(Saved entries)
begin
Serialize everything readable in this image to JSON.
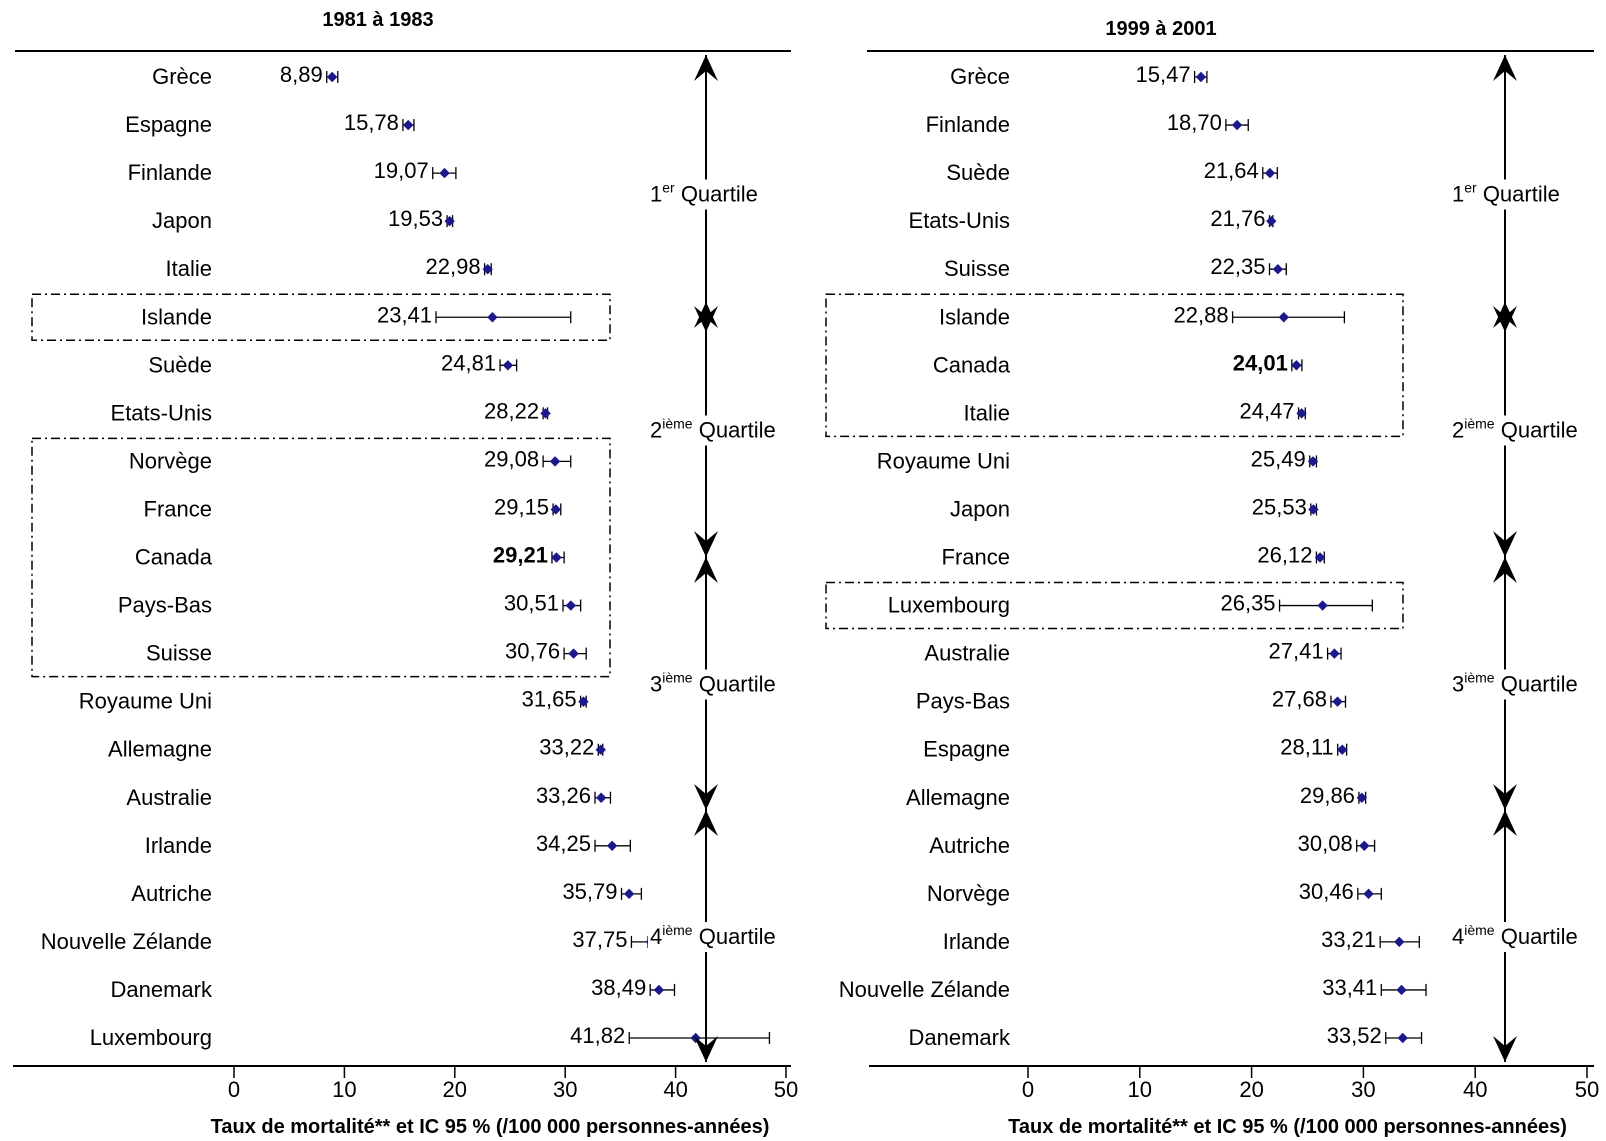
{
  "chart_data": [
    {
      "type": "forest",
      "title": "1981 à 1983",
      "xlabel": "Taux de mortalité** et IC 95 % (/100 000 personnes-années)",
      "xlim": [
        0,
        50
      ],
      "xticks": [
        "0",
        "10",
        "20",
        "30",
        "40",
        "50"
      ],
      "rows": [
        {
          "country": "Grèce",
          "label": "8,89",
          "value": 8.89,
          "lo": 8.4,
          "hi": 9.4
        },
        {
          "country": "Espagne",
          "label": "15,78",
          "value": 15.78,
          "lo": 15.3,
          "hi": 16.3
        },
        {
          "country": "Finlande",
          "label": "19,07",
          "value": 19.07,
          "lo": 18.0,
          "hi": 20.1
        },
        {
          "country": "Japon",
          "label": "19,53",
          "value": 19.53,
          "lo": 19.3,
          "hi": 19.8
        },
        {
          "country": "Italie",
          "label": "22,98",
          "value": 22.98,
          "lo": 22.7,
          "hi": 23.3
        },
        {
          "country": "Islande",
          "label": "23,41",
          "value": 23.41,
          "lo": 18.3,
          "hi": 30.5
        },
        {
          "country": "Suède",
          "label": "24,81",
          "value": 24.81,
          "lo": 24.1,
          "hi": 25.6
        },
        {
          "country": "Etats-Unis",
          "label": "28,22",
          "value": 28.22,
          "lo": 28.0,
          "hi": 28.4
        },
        {
          "country": "Norvège",
          "label": "29,08",
          "value": 29.08,
          "lo": 28.0,
          "hi": 30.5
        },
        {
          "country": "France",
          "label": "29,15",
          "value": 29.15,
          "lo": 28.9,
          "hi": 29.6
        },
        {
          "country": "Canada",
          "label": "29,21",
          "value": 29.21,
          "lo": 28.8,
          "hi": 29.9,
          "bold": true
        },
        {
          "country": "Pays-Bas",
          "label": "30,51",
          "value": 30.51,
          "lo": 29.8,
          "hi": 31.4
        },
        {
          "country": "Suisse",
          "label": "30,76",
          "value": 30.76,
          "lo": 29.9,
          "hi": 31.9
        },
        {
          "country": "Royaume Uni",
          "label": "31,65",
          "value": 31.65,
          "lo": 31.4,
          "hi": 31.9
        },
        {
          "country": "Allemagne",
          "label": "33,22",
          "value": 33.22,
          "lo": 33.0,
          "hi": 33.4
        },
        {
          "country": "Australie",
          "label": "33,26",
          "value": 33.26,
          "lo": 32.7,
          "hi": 34.1
        },
        {
          "country": "Irlande",
          "label": "34,25",
          "value": 34.25,
          "lo": 32.7,
          "hi": 35.9
        },
        {
          "country": "Autriche",
          "label": "35,79",
          "value": 35.79,
          "lo": 35.1,
          "hi": 36.9
        },
        {
          "country": "Nouvelle Zélande",
          "label": "37,75",
          "value": 37.75,
          "lo": 36.0,
          "hi": 37.5
        },
        {
          "country": "Danemark",
          "label": "38,49",
          "value": 38.49,
          "lo": 37.7,
          "hi": 39.9
        },
        {
          "country": "Luxembourg",
          "label": "41,82",
          "value": 41.82,
          "lo": 35.8,
          "hi": 48.5
        }
      ],
      "highlight_groups": [
        {
          "countries": [
            "Islande"
          ]
        },
        {
          "countries": [
            "Norvège",
            "France",
            "Canada",
            "Pays-Bas",
            "Suisse"
          ]
        }
      ],
      "quartiles": [
        {
          "label": "Quartile",
          "ordinal": "1",
          "suffix": "er"
        },
        {
          "label": "Quartile",
          "ordinal": "2",
          "suffix": "ième"
        },
        {
          "label": "Quartile",
          "ordinal": "3",
          "suffix": "ième"
        },
        {
          "label": "Quartile",
          "ordinal": "4",
          "suffix": "ième"
        }
      ]
    },
    {
      "type": "forest",
      "title": "1999 à 2001",
      "xlabel": "Taux de mortalité** et IC 95 % (/100 000 personnes-années)",
      "xlim": [
        0,
        50
      ],
      "xticks": [
        "0",
        "10",
        "20",
        "30",
        "40",
        "50"
      ],
      "rows": [
        {
          "country": "Grèce",
          "label": "15,47",
          "value": 15.47,
          "lo": 14.9,
          "hi": 16.0
        },
        {
          "country": "Finlande",
          "label": "18,70",
          "value": 18.7,
          "lo": 17.7,
          "hi": 19.7
        },
        {
          "country": "Suède",
          "label": "21,64",
          "value": 21.64,
          "lo": 21.0,
          "hi": 22.3
        },
        {
          "country": "Etats-Unis",
          "label": "21,76",
          "value": 21.76,
          "lo": 21.6,
          "hi": 21.9
        },
        {
          "country": "Suisse",
          "label": "22,35",
          "value": 22.35,
          "lo": 21.6,
          "hi": 23.1
        },
        {
          "country": "Islande",
          "label": "22,88",
          "value": 22.88,
          "lo": 18.3,
          "hi": 28.3
        },
        {
          "country": "Canada",
          "label": "24,01",
          "value": 24.01,
          "lo": 23.6,
          "hi": 24.5,
          "bold": true
        },
        {
          "country": "Italie",
          "label": "24,47",
          "value": 24.47,
          "lo": 24.2,
          "hi": 24.8
        },
        {
          "country": "Royaume Uni",
          "label": "25,49",
          "value": 25.49,
          "lo": 25.2,
          "hi": 25.8
        },
        {
          "country": "Japon",
          "label": "25,53",
          "value": 25.53,
          "lo": 25.3,
          "hi": 25.8
        },
        {
          "country": "France",
          "label": "26,12",
          "value": 26.12,
          "lo": 25.8,
          "hi": 26.5
        },
        {
          "country": "Luxembourg",
          "label": "26,35",
          "value": 26.35,
          "lo": 22.5,
          "hi": 30.8
        },
        {
          "country": "Australie",
          "label": "27,41",
          "value": 27.41,
          "lo": 26.8,
          "hi": 28.0
        },
        {
          "country": "Pays-Bas",
          "label": "27,68",
          "value": 27.68,
          "lo": 27.1,
          "hi": 28.4
        },
        {
          "country": "Espagne",
          "label": "28,11",
          "value": 28.11,
          "lo": 27.7,
          "hi": 28.5
        },
        {
          "country": "Allemagne",
          "label": "29,86",
          "value": 29.86,
          "lo": 29.6,
          "hi": 30.2
        },
        {
          "country": "Autriche",
          "label": "30,08",
          "value": 30.08,
          "lo": 29.4,
          "hi": 31.0
        },
        {
          "country": "Norvège",
          "label": "30,46",
          "value": 30.46,
          "lo": 29.5,
          "hi": 31.6
        },
        {
          "country": "Irlande",
          "label": "33,21",
          "value": 33.21,
          "lo": 31.5,
          "hi": 35.0
        },
        {
          "country": "Nouvelle Zélande",
          "label": "33,41",
          "value": 33.41,
          "lo": 31.6,
          "hi": 35.6
        },
        {
          "country": "Danemark",
          "label": "33,52",
          "value": 33.52,
          "lo": 32.0,
          "hi": 35.2
        }
      ],
      "highlight_groups": [
        {
          "countries": [
            "Islande",
            "Canada",
            "Italie"
          ]
        },
        {
          "countries": [
            "Luxembourg"
          ]
        }
      ],
      "quartiles": [
        {
          "label": "Quartile",
          "ordinal": "1",
          "suffix": "er"
        },
        {
          "label": "Quartile",
          "ordinal": "2",
          "suffix": "ième"
        },
        {
          "label": "Quartile",
          "ordinal": "3",
          "suffix": "ième"
        },
        {
          "label": "Quartile",
          "ordinal": "4",
          "suffix": "ième"
        }
      ]
    }
  ],
  "colors": {
    "point": "#1a1a8c",
    "ci": "#000000",
    "axis": "#000000"
  }
}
end
[Problem description]: Write the records out again in full, exactly, and skip every picture.

[Task response]:
Serialize everything readable in this image to JSON.
{
  "chart_data": [
    {
      "type": "forest",
      "title": "1981 à 1983",
      "xlabel": "Taux de mortalité** et IC 95 % (/100 000 personnes-années)",
      "xlim": [
        0,
        50
      ],
      "xticks": [
        "0",
        "10",
        "20",
        "30",
        "40",
        "50"
      ],
      "rows": [
        {
          "country": "Grèce",
          "label": "8,89",
          "value": 8.89,
          "lo": 8.4,
          "hi": 9.4
        },
        {
          "country": "Espagne",
          "label": "15,78",
          "value": 15.78,
          "lo": 15.3,
          "hi": 16.3
        },
        {
          "country": "Finlande",
          "label": "19,07",
          "value": 19.07,
          "lo": 18.0,
          "hi": 20.1
        },
        {
          "country": "Japon",
          "label": "19,53",
          "value": 19.53,
          "lo": 19.3,
          "hi": 19.8
        },
        {
          "country": "Italie",
          "label": "22,98",
          "value": 22.98,
          "lo": 22.7,
          "hi": 23.3
        },
        {
          "country": "Islande",
          "label": "23,41",
          "value": 23.41,
          "lo": 18.3,
          "hi": 30.5
        },
        {
          "country": "Suède",
          "label": "24,81",
          "value": 24.81,
          "lo": 24.1,
          "hi": 25.6
        },
        {
          "country": "Etats-Unis",
          "label": "28,22",
          "value": 28.22,
          "lo": 28.0,
          "hi": 28.4
        },
        {
          "country": "Norvège",
          "label": "29,08",
          "value": 29.08,
          "lo": 28.0,
          "hi": 30.5
        },
        {
          "country": "France",
          "label": "29,15",
          "value": 29.15,
          "lo": 28.9,
          "hi": 29.6
        },
        {
          "country": "Canada",
          "label": "29,21",
          "value": 29.21,
          "lo": 28.8,
          "hi": 29.9,
          "bold": true
        },
        {
          "country": "Pays-Bas",
          "label": "30,51",
          "value": 30.51,
          "lo": 29.8,
          "hi": 31.4
        },
        {
          "country": "Suisse",
          "label": "30,76",
          "value": 30.76,
          "lo": 29.9,
          "hi": 31.9
        },
        {
          "country": "Royaume Uni",
          "label": "31,65",
          "value": 31.65,
          "lo": 31.4,
          "hi": 31.9
        },
        {
          "country": "Allemagne",
          "label": "33,22",
          "value": 33.22,
          "lo": 33.0,
          "hi": 33.4
        },
        {
          "country": "Australie",
          "label": "33,26",
          "value": 33.26,
          "lo": 32.7,
          "hi": 34.1
        },
        {
          "country": "Irlande",
          "label": "34,25",
          "value": 34.25,
          "lo": 32.7,
          "hi": 35.9
        },
        {
          "country": "Autriche",
          "label": "35,79",
          "value": 35.79,
          "lo": 35.1,
          "hi": 36.9
        },
        {
          "country": "Nouvelle Zélande",
          "label": "37,75",
          "value": 37.75,
          "lo": 36.0,
          "hi": 37.5
        },
        {
          "country": "Danemark",
          "label": "38,49",
          "value": 38.49,
          "lo": 37.7,
          "hi": 39.9
        },
        {
          "country": "Luxembourg",
          "label": "41,82",
          "value": 41.82,
          "lo": 35.8,
          "hi": 48.5
        }
      ],
      "highlight_groups": [
        {
          "countries": [
            "Islande"
          ]
        },
        {
          "countries": [
            "Norvège",
            "France",
            "Canada",
            "Pays-Bas",
            "Suisse"
          ]
        }
      ],
      "quartiles": [
        {
          "label": "Quartile",
          "ordinal": "1",
          "suffix": "er"
        },
        {
          "label": "Quartile",
          "ordinal": "2",
          "suffix": "ième"
        },
        {
          "label": "Quartile",
          "ordinal": "3",
          "suffix": "ième"
        },
        {
          "label": "Quartile",
          "ordinal": "4",
          "suffix": "ième"
        }
      ]
    },
    {
      "type": "forest",
      "title": "1999 à 2001",
      "xlabel": "Taux de mortalité** et IC 95 % (/100 000 personnes-années)",
      "xlim": [
        0,
        50
      ],
      "xticks": [
        "0",
        "10",
        "20",
        "30",
        "40",
        "50"
      ],
      "rows": [
        {
          "country": "Grèce",
          "label": "15,47",
          "value": 15.47,
          "lo": 14.9,
          "hi": 16.0
        },
        {
          "country": "Finlande",
          "label": "18,70",
          "value": 18.7,
          "lo": 17.7,
          "hi": 19.7
        },
        {
          "country": "Suède",
          "label": "21,64",
          "value": 21.64,
          "lo": 21.0,
          "hi": 22.3
        },
        {
          "country": "Etats-Unis",
          "label": "21,76",
          "value": 21.76,
          "lo": 21.6,
          "hi": 21.9
        },
        {
          "country": "Suisse",
          "label": "22,35",
          "value": 22.35,
          "lo": 21.6,
          "hi": 23.1
        },
        {
          "country": "Islande",
          "label": "22,88",
          "value": 22.88,
          "lo": 18.3,
          "hi": 28.3
        },
        {
          "country": "Canada",
          "label": "24,01",
          "value": 24.01,
          "lo": 23.6,
          "hi": 24.5,
          "bold": true
        },
        {
          "country": "Italie",
          "label": "24,47",
          "value": 24.47,
          "lo": 24.2,
          "hi": 24.8
        },
        {
          "country": "Royaume Uni",
          "label": "25,49",
          "value": 25.49,
          "lo": 25.2,
          "hi": 25.8
        },
        {
          "country": "Japon",
          "label": "25,53",
          "value": 25.53,
          "lo": 25.3,
          "hi": 25.8
        },
        {
          "country": "France",
          "label": "26,12",
          "value": 26.12,
          "lo": 25.8,
          "hi": 26.5
        },
        {
          "country": "Luxembourg",
          "label": "26,35",
          "value": 26.35,
          "lo": 22.5,
          "hi": 30.8
        },
        {
          "country": "Australie",
          "label": "27,41",
          "value": 27.41,
          "lo": 26.8,
          "hi": 28.0
        },
        {
          "country": "Pays-Bas",
          "label": "27,68",
          "value": 27.68,
          "lo": 27.1,
          "hi": 28.4
        },
        {
          "country": "Espagne",
          "label": "28,11",
          "value": 28.11,
          "lo": 27.7,
          "hi": 28.5
        },
        {
          "country": "Allemagne",
          "label": "29,86",
          "value": 29.86,
          "lo": 29.6,
          "hi": 30.2
        },
        {
          "country": "Autriche",
          "label": "30,08",
          "value": 30.08,
          "lo": 29.4,
          "hi": 31.0
        },
        {
          "country": "Norvège",
          "label": "30,46",
          "value": 30.46,
          "lo": 29.5,
          "hi": 31.6
        },
        {
          "country": "Irlande",
          "label": "33,21",
          "value": 33.21,
          "lo": 31.5,
          "hi": 35.0
        },
        {
          "country": "Nouvelle Zélande",
          "label": "33,41",
          "value": 33.41,
          "lo": 31.6,
          "hi": 35.6
        },
        {
          "country": "Danemark",
          "label": "33,52",
          "value": 33.52,
          "lo": 32.0,
          "hi": 35.2
        }
      ],
      "highlight_groups": [
        {
          "countries": [
            "Islande",
            "Canada",
            "Italie"
          ]
        },
        {
          "countries": [
            "Luxembourg"
          ]
        }
      ],
      "quartiles": [
        {
          "label": "Quartile",
          "ordinal": "1",
          "suffix": "er"
        },
        {
          "label": "Quartile",
          "ordinal": "2",
          "suffix": "ième"
        },
        {
          "label": "Quartile",
          "ordinal": "3",
          "suffix": "ième"
        },
        {
          "label": "Quartile",
          "ordinal": "4",
          "suffix": "ième"
        }
      ]
    }
  ],
  "colors": {
    "point": "#1a1a8c",
    "ci": "#000000",
    "axis": "#000000"
  }
}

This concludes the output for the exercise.